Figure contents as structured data

*-*-*

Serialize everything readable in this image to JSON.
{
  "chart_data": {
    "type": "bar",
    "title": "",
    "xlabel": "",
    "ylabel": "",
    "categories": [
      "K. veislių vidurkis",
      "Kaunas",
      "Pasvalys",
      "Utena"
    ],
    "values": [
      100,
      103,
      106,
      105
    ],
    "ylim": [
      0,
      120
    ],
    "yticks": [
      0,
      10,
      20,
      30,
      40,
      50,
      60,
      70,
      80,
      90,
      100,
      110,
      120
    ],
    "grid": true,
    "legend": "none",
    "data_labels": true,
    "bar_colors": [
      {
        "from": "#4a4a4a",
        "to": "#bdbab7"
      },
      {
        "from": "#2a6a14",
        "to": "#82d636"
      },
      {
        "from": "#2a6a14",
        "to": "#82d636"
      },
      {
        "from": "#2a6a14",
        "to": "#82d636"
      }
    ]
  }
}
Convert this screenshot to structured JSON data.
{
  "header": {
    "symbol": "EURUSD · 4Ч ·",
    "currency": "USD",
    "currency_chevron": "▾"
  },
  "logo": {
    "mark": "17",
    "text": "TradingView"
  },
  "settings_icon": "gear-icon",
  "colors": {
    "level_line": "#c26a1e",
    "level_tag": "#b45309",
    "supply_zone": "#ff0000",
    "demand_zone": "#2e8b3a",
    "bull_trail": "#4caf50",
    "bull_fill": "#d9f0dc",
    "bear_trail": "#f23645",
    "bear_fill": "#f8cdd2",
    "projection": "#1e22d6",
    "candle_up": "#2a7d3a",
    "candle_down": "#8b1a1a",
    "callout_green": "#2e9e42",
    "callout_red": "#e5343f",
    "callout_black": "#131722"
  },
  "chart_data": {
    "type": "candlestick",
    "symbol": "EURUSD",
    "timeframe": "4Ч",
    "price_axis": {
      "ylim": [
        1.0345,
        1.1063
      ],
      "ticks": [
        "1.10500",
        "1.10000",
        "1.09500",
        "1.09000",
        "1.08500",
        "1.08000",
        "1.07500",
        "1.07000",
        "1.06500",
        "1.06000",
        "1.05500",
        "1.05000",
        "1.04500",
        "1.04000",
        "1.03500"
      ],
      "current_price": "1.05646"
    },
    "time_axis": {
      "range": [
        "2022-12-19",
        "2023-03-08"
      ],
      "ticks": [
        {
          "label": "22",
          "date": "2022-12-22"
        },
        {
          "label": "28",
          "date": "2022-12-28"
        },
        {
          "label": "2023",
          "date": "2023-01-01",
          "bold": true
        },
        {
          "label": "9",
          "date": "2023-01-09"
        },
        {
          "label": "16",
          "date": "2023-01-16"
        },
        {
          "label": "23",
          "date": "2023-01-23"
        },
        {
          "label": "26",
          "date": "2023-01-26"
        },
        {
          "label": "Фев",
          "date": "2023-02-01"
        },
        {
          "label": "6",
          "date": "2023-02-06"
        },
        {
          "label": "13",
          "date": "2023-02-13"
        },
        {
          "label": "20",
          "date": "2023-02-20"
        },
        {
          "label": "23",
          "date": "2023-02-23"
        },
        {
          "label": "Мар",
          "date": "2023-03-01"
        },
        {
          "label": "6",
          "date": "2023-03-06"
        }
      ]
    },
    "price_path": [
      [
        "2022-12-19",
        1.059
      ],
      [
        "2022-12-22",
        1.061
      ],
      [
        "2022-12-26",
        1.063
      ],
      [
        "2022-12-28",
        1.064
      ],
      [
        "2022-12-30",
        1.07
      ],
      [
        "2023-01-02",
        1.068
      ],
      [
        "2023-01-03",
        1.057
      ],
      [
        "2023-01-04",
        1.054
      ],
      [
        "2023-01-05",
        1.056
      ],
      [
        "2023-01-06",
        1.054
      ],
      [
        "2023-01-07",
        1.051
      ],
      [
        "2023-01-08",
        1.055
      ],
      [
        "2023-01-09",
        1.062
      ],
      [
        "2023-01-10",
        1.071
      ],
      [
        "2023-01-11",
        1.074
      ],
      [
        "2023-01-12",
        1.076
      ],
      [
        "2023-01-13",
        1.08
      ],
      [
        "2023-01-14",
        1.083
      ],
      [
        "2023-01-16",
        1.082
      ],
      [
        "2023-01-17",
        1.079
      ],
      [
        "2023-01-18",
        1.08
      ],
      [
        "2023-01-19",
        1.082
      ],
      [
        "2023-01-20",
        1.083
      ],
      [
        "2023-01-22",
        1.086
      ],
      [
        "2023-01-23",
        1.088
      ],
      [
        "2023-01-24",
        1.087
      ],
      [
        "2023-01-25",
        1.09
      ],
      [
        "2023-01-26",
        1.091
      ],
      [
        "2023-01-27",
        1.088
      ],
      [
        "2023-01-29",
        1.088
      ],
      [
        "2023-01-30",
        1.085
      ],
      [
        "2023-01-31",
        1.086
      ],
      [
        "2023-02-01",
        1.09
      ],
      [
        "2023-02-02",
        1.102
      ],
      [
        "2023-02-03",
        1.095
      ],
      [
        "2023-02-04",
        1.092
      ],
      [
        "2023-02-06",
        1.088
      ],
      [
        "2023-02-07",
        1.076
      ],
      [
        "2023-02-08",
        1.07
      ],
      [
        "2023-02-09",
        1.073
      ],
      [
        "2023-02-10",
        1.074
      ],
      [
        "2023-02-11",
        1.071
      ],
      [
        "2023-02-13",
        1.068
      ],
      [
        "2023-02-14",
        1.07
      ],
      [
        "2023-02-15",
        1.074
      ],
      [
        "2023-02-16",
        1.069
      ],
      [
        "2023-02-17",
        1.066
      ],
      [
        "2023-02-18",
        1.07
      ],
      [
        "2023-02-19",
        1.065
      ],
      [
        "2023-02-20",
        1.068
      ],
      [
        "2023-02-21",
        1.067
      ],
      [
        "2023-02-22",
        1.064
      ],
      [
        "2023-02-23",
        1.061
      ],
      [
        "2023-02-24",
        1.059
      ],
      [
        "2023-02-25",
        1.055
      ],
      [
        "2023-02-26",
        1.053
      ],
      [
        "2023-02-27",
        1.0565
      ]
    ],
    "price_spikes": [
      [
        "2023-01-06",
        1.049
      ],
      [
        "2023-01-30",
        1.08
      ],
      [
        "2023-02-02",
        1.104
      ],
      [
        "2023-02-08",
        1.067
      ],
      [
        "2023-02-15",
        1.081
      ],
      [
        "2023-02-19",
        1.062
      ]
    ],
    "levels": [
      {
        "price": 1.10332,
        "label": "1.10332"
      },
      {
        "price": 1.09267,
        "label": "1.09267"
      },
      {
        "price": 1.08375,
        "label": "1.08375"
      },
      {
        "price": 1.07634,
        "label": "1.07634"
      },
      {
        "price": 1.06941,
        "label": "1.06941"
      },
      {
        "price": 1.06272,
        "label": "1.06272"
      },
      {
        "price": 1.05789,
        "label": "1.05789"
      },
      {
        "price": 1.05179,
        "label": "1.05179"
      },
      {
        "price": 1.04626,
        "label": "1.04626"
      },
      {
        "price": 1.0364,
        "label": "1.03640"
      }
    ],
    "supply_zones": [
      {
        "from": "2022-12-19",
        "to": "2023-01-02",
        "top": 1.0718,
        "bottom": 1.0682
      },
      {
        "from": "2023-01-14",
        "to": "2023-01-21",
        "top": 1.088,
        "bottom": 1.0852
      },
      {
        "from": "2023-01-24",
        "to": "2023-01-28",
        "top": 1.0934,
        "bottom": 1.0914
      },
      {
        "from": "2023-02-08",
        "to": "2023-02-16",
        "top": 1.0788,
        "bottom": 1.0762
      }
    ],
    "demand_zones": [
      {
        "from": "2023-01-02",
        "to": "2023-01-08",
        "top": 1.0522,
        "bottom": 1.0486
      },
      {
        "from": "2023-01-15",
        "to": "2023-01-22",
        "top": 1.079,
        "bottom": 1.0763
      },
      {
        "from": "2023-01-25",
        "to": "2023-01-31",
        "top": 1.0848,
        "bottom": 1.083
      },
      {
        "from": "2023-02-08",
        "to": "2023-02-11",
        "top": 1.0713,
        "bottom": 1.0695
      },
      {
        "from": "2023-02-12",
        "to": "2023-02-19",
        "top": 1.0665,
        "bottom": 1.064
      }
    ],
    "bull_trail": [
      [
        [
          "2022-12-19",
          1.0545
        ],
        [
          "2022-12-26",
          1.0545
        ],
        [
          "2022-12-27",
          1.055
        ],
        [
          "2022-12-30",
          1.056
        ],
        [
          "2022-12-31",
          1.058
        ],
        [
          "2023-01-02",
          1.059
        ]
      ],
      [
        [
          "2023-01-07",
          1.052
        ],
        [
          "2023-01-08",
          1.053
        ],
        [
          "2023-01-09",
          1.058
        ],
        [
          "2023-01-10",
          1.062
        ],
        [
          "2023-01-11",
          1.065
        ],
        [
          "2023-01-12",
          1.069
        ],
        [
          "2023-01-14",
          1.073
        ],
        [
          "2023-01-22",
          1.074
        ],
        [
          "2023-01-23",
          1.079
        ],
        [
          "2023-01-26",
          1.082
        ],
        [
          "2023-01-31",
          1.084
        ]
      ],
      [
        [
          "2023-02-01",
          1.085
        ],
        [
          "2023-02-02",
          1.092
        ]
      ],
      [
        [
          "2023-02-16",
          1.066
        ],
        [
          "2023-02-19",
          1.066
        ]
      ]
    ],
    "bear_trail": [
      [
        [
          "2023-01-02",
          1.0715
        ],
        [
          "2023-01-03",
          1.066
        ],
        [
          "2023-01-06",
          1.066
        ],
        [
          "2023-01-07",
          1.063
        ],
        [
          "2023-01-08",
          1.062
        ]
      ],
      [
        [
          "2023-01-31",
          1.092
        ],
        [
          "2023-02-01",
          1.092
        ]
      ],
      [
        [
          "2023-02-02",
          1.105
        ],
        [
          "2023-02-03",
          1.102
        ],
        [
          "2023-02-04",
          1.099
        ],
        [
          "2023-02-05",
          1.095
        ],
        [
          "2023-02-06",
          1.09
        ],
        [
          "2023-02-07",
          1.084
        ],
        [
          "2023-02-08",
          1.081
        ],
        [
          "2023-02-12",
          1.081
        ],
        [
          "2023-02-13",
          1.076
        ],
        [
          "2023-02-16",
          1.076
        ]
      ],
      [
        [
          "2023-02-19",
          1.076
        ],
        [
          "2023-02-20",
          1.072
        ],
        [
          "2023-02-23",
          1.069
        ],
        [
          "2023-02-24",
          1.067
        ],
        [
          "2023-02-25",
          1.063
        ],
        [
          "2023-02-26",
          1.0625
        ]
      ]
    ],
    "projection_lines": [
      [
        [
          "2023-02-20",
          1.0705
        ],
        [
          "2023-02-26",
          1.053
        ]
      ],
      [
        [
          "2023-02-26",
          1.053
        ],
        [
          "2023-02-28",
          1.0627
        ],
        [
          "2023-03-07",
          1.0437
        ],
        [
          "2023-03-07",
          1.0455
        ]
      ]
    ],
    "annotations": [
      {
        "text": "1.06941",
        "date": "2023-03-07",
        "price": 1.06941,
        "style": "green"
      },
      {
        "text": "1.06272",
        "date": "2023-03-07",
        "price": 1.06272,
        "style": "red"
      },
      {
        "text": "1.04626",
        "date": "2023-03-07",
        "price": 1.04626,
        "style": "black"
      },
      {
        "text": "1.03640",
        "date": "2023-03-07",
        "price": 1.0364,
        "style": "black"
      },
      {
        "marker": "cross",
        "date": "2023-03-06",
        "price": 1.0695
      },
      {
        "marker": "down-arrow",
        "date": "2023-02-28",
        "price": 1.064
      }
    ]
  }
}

*-*-*

**WHAT YOU HAVE TO DO:**
Copy every line of the listing that includes the string "true".

**RESULT OF THIS EXERCISE:**
    "grid": true,
    "data_labels": true,
          "bold": true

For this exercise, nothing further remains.